— START Source document —

But when alchemy developed into chemistry; when physics became an experimental science; when Leibnitz and Newton elaborated the infinitesimal calculus; when Watts invented an efficient steam engine: when Fulton built a successful steamboat; when Stephenson devised the locomotive and constructed a road with smooth rails, and, finally, when Siemens and Gramme produced the electric motor, vast fields of fascinating and useful material were opened for study and research. Mathematical analysis and the principles of mechanics, which had previously been devoted to the problems of physical astronomy, were now directed to the study of the transformation and transmission of energy, the theory of structures, and the phenomena of electricity. The theory of evolution has given a new meaning to all vital phenomena, and the doctrine of the conservation of energy has permeated all our study of motion and force.

In the earlier days Alexander Pope voiced the popular notion that ** The proper study of mankind is man." "Nature study," which to-day is the bright, attractive feature of the primary school, and equally the inspiring field of the savant, was not countenanced by polite society. For centuries it was held to be little short of blasphemy to wound the earth by digging for ores which were intended to be hidden away from our sight and touch, or to attempt in any way to improve upon God's workmanship. When in 1680 a Spanish engineer proposed to deepen the channels of certain rivers and to restrain their overflows in the interest of navigation, the Spanish council decreed as follows: “If it had pleased God that those rivers should have been navigable, He would not have needed human assistance to make them so; but as He has not done it, it is plain that He does not want it done," and the improvements were forbidden.

The modern thought of the creation is that it was and is a part of the all-wise plan to fill the earth with unsolved problems, the study and solution of which should develop our best powers and at the same time cultivate our highest instincts of reverence for the Creator and of love and devotion for His creatures. It has taken many centuries for the world to discover that the great forces of nature are neither sacred nor profane, neither kind nor cruel, that they neither love nor hate, and that they are more unchangeable than the stars; that shrines and temples, priests and priestesses, tripods and oracles have been in vain, except so far as they reacted upon the human heart and satisfied its natural craving for the worship of a superior being. Instead of building a temple to the far-darting Apollo or to Zeus the Thunderer, we now stretch over our cities a network for artificial lightning; and all the winds that blow and all the waters that flow are made to furnish their tribute to our comfort and pleasure. We tap the sources of endless energy and transmit it through all the ramifications of our social order, relieving mankind from heavy burdens and creating hundreds of occupations hitherto all unknown.

— END Source document —

- **Exercise goal**:
Summarize the passage on the rise of science in two sentences. The records have nothing to do with the passage on the rise of science.

— START Record list —

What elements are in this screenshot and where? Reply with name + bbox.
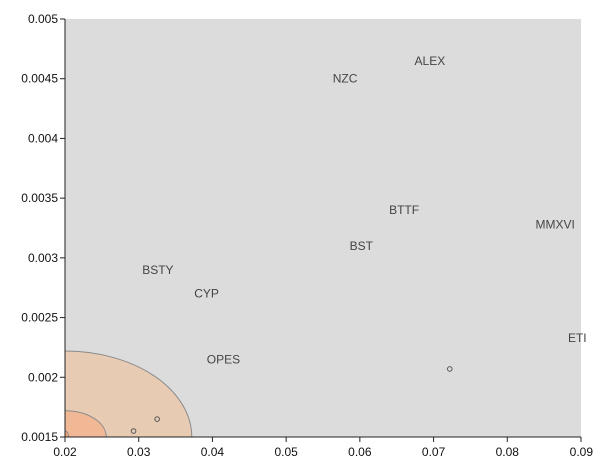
y-tick-label: 0.0045	[21, 72, 58, 86]
y-tick-label: 0.0015	[21, 430, 58, 444]
x-tick-label: 0.07	[422, 445, 446, 459]
contour-outer-line	[65, 350, 193, 437]
x-tick-label: 0.09	[570, 445, 594, 459]
y-tick-label: 0.0035	[21, 191, 58, 205]
y-tick-label: 0.0025	[21, 311, 58, 325]
contour-inner-band	[65, 431, 69, 437]
y-tick-label: 0.002	[28, 370, 58, 384]
point-label-cyp: CYP	[194, 287, 219, 301]
point-label-bttf: BTTF	[389, 203, 419, 217]
x-tick-label: 0.08	[496, 445, 520, 459]
x-tick-label: 0.05	[274, 445, 298, 459]
data-marker	[130, 428, 137, 434]
x-tick-label: 0.02	[53, 445, 77, 459]
x-tick-label: 0.06	[348, 445, 372, 459]
point-label-bst: BST	[350, 239, 374, 253]
contour-outer-band	[65, 351, 192, 437]
x-tick-label: 0.04	[201, 445, 225, 459]
point-label-alex: ALEX	[415, 54, 446, 68]
y-tick-label: 0.003	[28, 251, 58, 265]
point-label-nzc: NZC	[333, 72, 358, 86]
y-tick-label: 0.005	[28, 12, 58, 26]
contour-middle-line	[65, 410, 107, 437]
density-contours	[65, 350, 193, 437]
point-label-mmxvi: MMXVI	[536, 217, 575, 231]
point-label-bsty: BSTY	[142, 263, 173, 277]
x-tick-label: 0.03	[127, 445, 151, 459]
data-marker	[446, 366, 453, 372]
data-marker	[154, 416, 160, 422]
point-labels: ALEX NZC BTTF MMXVI BST BSTY CYP ETI OPES	[142, 54, 586, 367]
y-tick-label: 0.004	[28, 131, 58, 145]
plot-background	[65, 19, 581, 437]
data-markers	[130, 366, 453, 434]
contour-middle-band	[65, 410, 107, 437]
point-label-eti: ETI	[568, 331, 587, 345]
axes: 0.02 0.03 0.04 0.05 0.06 0.07 0.08 0.09 0.0015 0.…	[21, 12, 593, 459]
point-label-opes: OPES	[207, 352, 240, 366]
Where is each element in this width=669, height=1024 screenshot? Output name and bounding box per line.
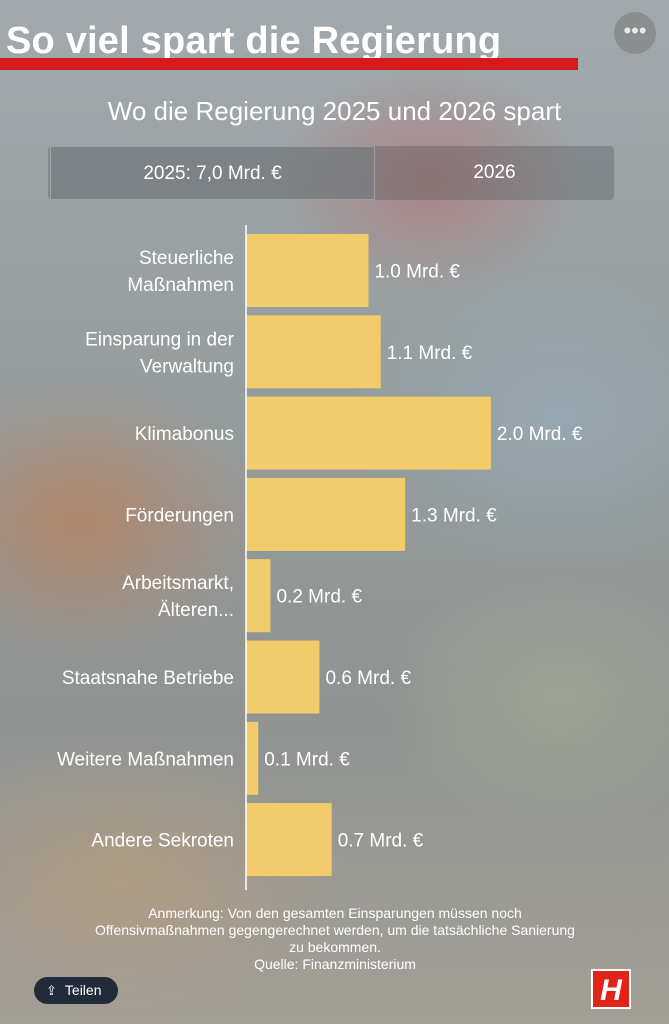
bar-chart: 1.0 Mrd. € Steuerliche Maßnahmen 1.1 Mrd. €… <box>57 225 583 890</box>
value-label: 0.2 Mrd. € <box>276 587 362 608</box>
category-label: Weitere Maßnahmen <box>57 749 234 770</box>
category-label: Andere Sekroten <box>91 831 234 852</box>
share-icon: ⇪ <box>46 983 57 998</box>
year-tabs: 2025: 7,0 Mrd. € 2026 <box>48 146 614 200</box>
more-options-button[interactable]: ••• <box>614 12 656 54</box>
bar <box>246 396 491 470</box>
share-label: Teilen <box>64 982 102 998</box>
category-label: Staatsnahe Betriebe <box>62 668 234 689</box>
category-label: Klimabonus <box>135 424 234 445</box>
category-label: Arbeitsmarkt, <box>122 573 234 594</box>
source-line: Quelle: Finanzministerium <box>254 956 416 972</box>
note-line: Anmerkung: Von den gesamten Einsparungen… <box>148 905 522 921</box>
value-label: 1.0 Mrd. € <box>374 262 460 283</box>
bar <box>246 477 406 551</box>
bar <box>246 803 332 877</box>
value-label: 1.3 Mrd. € <box>411 505 497 526</box>
tab-2025[interactable]: 2025: 7,0 Mrd. € <box>50 146 375 200</box>
tab-2026[interactable]: 2026 <box>473 162 516 183</box>
share-button[interactable]: ⇪ Teilen <box>34 977 118 1004</box>
category-label: Maßnahmen <box>127 275 234 296</box>
category-label: Förderungen <box>125 505 234 526</box>
value-label: 2.0 Mrd. € <box>497 424 583 445</box>
chart-title: Wo die Regierung 2025 und 2026 spart <box>107 96 562 126</box>
value-label: 1.1 Mrd. € <box>387 343 473 364</box>
bar <box>246 234 369 307</box>
value-label: 0.1 Mrd. € <box>264 749 350 770</box>
footnote: Anmerkung: Von den gesamten Einsparungen… <box>60 905 610 973</box>
more-dots-icon: ••• <box>623 18 647 43</box>
bar <box>246 315 381 389</box>
value-label: 0.7 Mrd. € <box>338 831 424 852</box>
category-label: Älteren... <box>158 600 234 621</box>
brand-logo: H <box>591 969 631 1009</box>
note-line: Offensivmaßnahmen gegengerechnet werden,… <box>95 922 575 938</box>
bar <box>246 640 320 714</box>
value-label: 0.6 Mrd. € <box>325 668 411 689</box>
category-label: Verwaltung <box>140 356 234 377</box>
bar <box>246 721 259 795</box>
category-label: Steuerliche <box>139 248 234 269</box>
headline-underline <box>0 58 578 70</box>
bar <box>246 559 271 633</box>
category-label: Einsparung in der <box>85 329 235 350</box>
note-line: zu bekommen. <box>289 939 381 955</box>
headline: So viel spart die Regierung <box>6 20 502 62</box>
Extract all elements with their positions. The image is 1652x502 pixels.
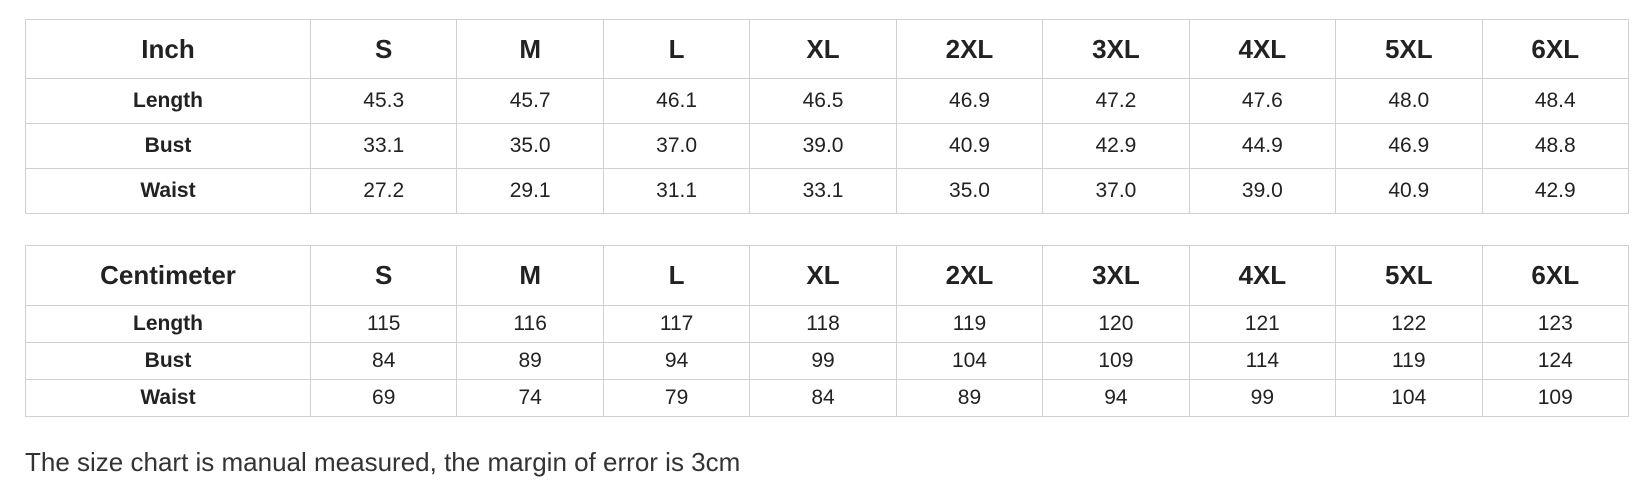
size-header-cell: 3XL bbox=[1042, 245, 1190, 306]
measurement-value-cell: 40.9 bbox=[1335, 168, 1483, 214]
measurement-value-cell: 39.0 bbox=[1188, 168, 1337, 214]
measurement-value-cell: 45.7 bbox=[456, 78, 604, 124]
measurement-value-cell: 39.0 bbox=[749, 123, 897, 169]
measurement-value-cell: 40.9 bbox=[895, 123, 1044, 169]
measurement-value-cell: 104 bbox=[895, 342, 1044, 380]
measurement-value-cell: 37.0 bbox=[1042, 168, 1190, 214]
size-header-cell: 6XL bbox=[1481, 245, 1629, 306]
size-header-cell: S bbox=[309, 19, 458, 79]
measurement-value-cell: 42.9 bbox=[1042, 123, 1190, 169]
size-header-cell: M bbox=[456, 245, 604, 306]
measurement-value-cell: 47.6 bbox=[1188, 78, 1337, 124]
measurement-value-cell: 45.3 bbox=[309, 78, 458, 124]
measurement-value-cell: 118 bbox=[749, 305, 897, 343]
measurement-value-cell: 46.9 bbox=[1335, 123, 1483, 169]
measurement-value-cell: 29.1 bbox=[456, 168, 604, 214]
measurement-value-cell: 89 bbox=[895, 379, 1044, 417]
measurement-value-cell: 89 bbox=[456, 342, 604, 380]
measurement-label-cell: Bust bbox=[25, 342, 311, 380]
measurement-value-cell: 35.0 bbox=[456, 123, 604, 169]
measurement-value-cell: 44.9 bbox=[1188, 123, 1337, 169]
measurement-row: Length 115 116 117 118 119 120 121 122 123 bbox=[25, 305, 1629, 343]
size-table-centimeter: Centimeter S M L XL 2XL 3XL 4XL 5XL 6XL Length 115 1… bbox=[25, 245, 1629, 417]
measurement-value-cell: 48.0 bbox=[1335, 78, 1483, 124]
measurement-value-cell: 123 bbox=[1481, 305, 1629, 343]
size-header-cell: 2XL bbox=[895, 245, 1044, 306]
measurement-row: Bust 33.1 35.0 37.0 39.0 40.9 42.9 44.9 46.9 48.8 bbox=[25, 123, 1629, 169]
measurement-note: The size chart is manual measured, the m… bbox=[25, 447, 741, 477]
measurement-value-cell: 35.0 bbox=[895, 168, 1044, 214]
measurement-value-cell: 119 bbox=[895, 305, 1044, 343]
measurement-value-cell: 84 bbox=[749, 379, 897, 417]
measurement-value-cell: 37.0 bbox=[602, 123, 751, 169]
measurement-value-cell: 46.5 bbox=[749, 78, 897, 124]
measurement-label-cell: Length bbox=[25, 78, 311, 124]
measurement-value-cell: 31.1 bbox=[602, 168, 751, 214]
header-row: Centimeter S M L XL 2XL 3XL 4XL 5XL 6XL bbox=[25, 245, 1629, 306]
size-header-cell: 5XL bbox=[1335, 245, 1483, 306]
unit-header-cell: Inch bbox=[25, 19, 311, 79]
measurement-label-cell: Length bbox=[25, 305, 311, 343]
measurement-row: Length 45.3 45.7 46.1 46.5 46.9 47.2 47.6 48.0 48… bbox=[25, 78, 1629, 124]
measurement-value-cell: 117 bbox=[602, 305, 751, 343]
measurement-value-cell: 27.2 bbox=[309, 168, 458, 214]
header-row: Inch S M L XL 2XL 3XL 4XL 5XL 6XL bbox=[25, 19, 1629, 79]
measurement-value-cell: 120 bbox=[1042, 305, 1190, 343]
measurement-value-cell: 33.1 bbox=[749, 168, 897, 214]
measurement-row: Bust 84 89 94 99 104 109 114 119 124 bbox=[25, 342, 1629, 380]
measurement-value-cell: 84 bbox=[309, 342, 458, 380]
measurement-value-cell: 122 bbox=[1335, 305, 1483, 343]
measurement-value-cell: 109 bbox=[1481, 379, 1629, 417]
size-table-inch: Inch S M L XL 2XL 3XL 4XL 5XL 6XL Length 45.3 45.7 46… bbox=[25, 19, 1629, 214]
measurement-value-cell: 42.9 bbox=[1481, 168, 1629, 214]
size-header-cell: 3XL bbox=[1042, 19, 1190, 79]
measurement-value-cell: 46.1 bbox=[602, 78, 751, 124]
size-header-cell: XL bbox=[749, 245, 897, 306]
size-header-cell: M bbox=[456, 19, 604, 79]
size-chart-page: Inch S M L XL 2XL 3XL 4XL 5XL 6XL Length 45.3 45.7 46… bbox=[25, 19, 1629, 477]
size-header-cell: L bbox=[602, 19, 751, 79]
measurement-value-cell: 46.9 bbox=[895, 78, 1044, 124]
measurement-value-cell: 104 bbox=[1335, 379, 1483, 417]
measurement-value-cell: 119 bbox=[1335, 342, 1483, 380]
measurement-value-cell: 48.4 bbox=[1481, 78, 1629, 124]
size-header-cell: XL bbox=[749, 19, 897, 79]
size-header-cell: 4XL bbox=[1188, 245, 1337, 306]
measurement-value-cell: 115 bbox=[309, 305, 458, 343]
measurement-value-cell: 94 bbox=[1042, 379, 1190, 417]
unit-header-cell: Centimeter bbox=[25, 245, 311, 306]
measurement-row: Waist 27.2 29.1 31.1 33.1 35.0 37.0 39.0 40.9 42.… bbox=[25, 168, 1629, 214]
measurement-label-cell: Bust bbox=[25, 123, 311, 169]
size-header-cell: 6XL bbox=[1481, 19, 1629, 79]
measurement-value-cell: 79 bbox=[602, 379, 751, 417]
measurement-value-cell: 94 bbox=[602, 342, 751, 380]
measurement-value-cell: 33.1 bbox=[309, 123, 458, 169]
measurement-value-cell: 48.8 bbox=[1481, 123, 1629, 169]
size-header-cell: L bbox=[602, 245, 751, 306]
measurement-value-cell: 99 bbox=[749, 342, 897, 380]
measurement-value-cell: 121 bbox=[1188, 305, 1337, 343]
size-header-cell: 5XL bbox=[1335, 19, 1483, 79]
size-header-cell: 2XL bbox=[895, 19, 1044, 79]
measurement-value-cell: 109 bbox=[1042, 342, 1190, 380]
measurement-value-cell: 99 bbox=[1188, 379, 1337, 417]
size-header-cell: S bbox=[309, 245, 458, 306]
measurement-label-cell: Waist bbox=[25, 168, 311, 214]
size-header-cell: 4XL bbox=[1188, 19, 1337, 79]
measurement-value-cell: 116 bbox=[456, 305, 604, 343]
measurement-value-cell: 124 bbox=[1481, 342, 1629, 380]
measurement-value-cell: 74 bbox=[456, 379, 604, 417]
measurement-value-cell: 114 bbox=[1188, 342, 1337, 380]
measurement-label-cell: Waist bbox=[25, 379, 311, 417]
measurement-value-cell: 69 bbox=[309, 379, 458, 417]
measurement-value-cell: 47.2 bbox=[1042, 78, 1190, 124]
measurement-row: Waist 69 74 79 84 89 94 99 104 109 bbox=[25, 379, 1629, 417]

— END Record list —

- **Output of the task**:
As chemistry, experimental physics, the calculus, the steam engine, the steamboat, the locomotive and the electric motor arose, vast new fields of study opened, and mathematics and mechanics turned from physical astronomy to energy, structures and electricity. Nature study was once frowned on, and even improving rivers for navigation was forbidden as contrary to God's will, but the modern view holds that nature's forces are neither sacred nor profane and puts them to work relieving mankind's burdens and creating new occupations.